#### [Given task]
Can you reproduce, word for word, the records from their start up to and including the line containing "y-tick-label: 6 xyxy=(36,167,47,187)"?

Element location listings
○ ○ ○ ○

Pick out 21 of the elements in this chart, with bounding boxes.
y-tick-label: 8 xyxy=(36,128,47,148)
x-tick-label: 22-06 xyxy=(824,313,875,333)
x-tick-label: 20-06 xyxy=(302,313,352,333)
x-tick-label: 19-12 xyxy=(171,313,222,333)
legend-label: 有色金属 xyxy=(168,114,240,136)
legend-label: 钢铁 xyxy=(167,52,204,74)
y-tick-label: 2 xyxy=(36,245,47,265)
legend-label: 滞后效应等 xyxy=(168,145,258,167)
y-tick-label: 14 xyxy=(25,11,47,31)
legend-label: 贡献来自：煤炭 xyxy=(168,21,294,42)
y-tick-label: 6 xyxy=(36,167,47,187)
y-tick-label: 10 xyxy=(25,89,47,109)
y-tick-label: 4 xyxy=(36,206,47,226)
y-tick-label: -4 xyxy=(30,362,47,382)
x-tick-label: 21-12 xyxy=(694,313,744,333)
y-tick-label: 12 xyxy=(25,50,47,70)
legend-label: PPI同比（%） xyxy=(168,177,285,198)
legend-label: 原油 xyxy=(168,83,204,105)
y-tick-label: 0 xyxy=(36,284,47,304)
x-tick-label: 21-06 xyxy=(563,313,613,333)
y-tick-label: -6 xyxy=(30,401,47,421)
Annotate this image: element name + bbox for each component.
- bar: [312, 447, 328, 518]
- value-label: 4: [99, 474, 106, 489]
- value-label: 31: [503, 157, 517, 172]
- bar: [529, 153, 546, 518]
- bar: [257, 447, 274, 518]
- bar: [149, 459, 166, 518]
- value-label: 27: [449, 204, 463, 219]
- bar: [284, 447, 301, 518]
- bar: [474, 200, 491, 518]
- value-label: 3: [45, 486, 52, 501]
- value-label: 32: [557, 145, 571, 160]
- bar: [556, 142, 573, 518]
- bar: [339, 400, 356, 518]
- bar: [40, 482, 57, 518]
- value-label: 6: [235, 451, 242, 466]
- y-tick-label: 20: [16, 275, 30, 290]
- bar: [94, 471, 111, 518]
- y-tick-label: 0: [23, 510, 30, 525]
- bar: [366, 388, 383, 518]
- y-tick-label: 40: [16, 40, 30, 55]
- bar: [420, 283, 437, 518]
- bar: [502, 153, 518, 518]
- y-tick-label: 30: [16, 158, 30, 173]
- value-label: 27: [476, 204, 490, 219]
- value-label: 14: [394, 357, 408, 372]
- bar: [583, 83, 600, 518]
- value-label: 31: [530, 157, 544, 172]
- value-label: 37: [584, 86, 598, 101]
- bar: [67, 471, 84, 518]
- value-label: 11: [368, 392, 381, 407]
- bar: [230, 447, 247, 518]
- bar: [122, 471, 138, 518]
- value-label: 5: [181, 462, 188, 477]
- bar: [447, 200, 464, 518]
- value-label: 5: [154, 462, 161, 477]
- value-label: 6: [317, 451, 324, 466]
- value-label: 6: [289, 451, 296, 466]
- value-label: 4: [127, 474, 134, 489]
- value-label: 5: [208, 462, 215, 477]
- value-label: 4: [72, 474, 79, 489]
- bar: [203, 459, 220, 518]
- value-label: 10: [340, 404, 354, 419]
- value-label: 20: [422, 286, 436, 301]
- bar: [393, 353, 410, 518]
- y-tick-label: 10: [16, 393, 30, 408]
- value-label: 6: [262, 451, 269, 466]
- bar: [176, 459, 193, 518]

○ ○ ○ ○

#### [Reply to the task]
Pick out 21 of the elements in this chart, with bounding boxes.
y-tick-label: 8 xyxy=(36,128,47,148)
x-tick-label: 22-06 xyxy=(824,313,875,333)
x-tick-label: 20-06 xyxy=(302,313,352,333)
x-tick-label: 19-12 xyxy=(171,313,222,333)
legend-label: 有色金属 xyxy=(168,114,240,136)
legend-label: 钢铁 xyxy=(167,52,204,74)
y-tick-label: 2 xyxy=(36,245,47,265)
legend-label: 滞后效应等 xyxy=(168,145,258,167)
y-tick-label: 14 xyxy=(25,11,47,31)
legend-label: 贡献来自：煤炭 xyxy=(168,21,294,42)
y-tick-label: 6 xyxy=(36,167,47,187)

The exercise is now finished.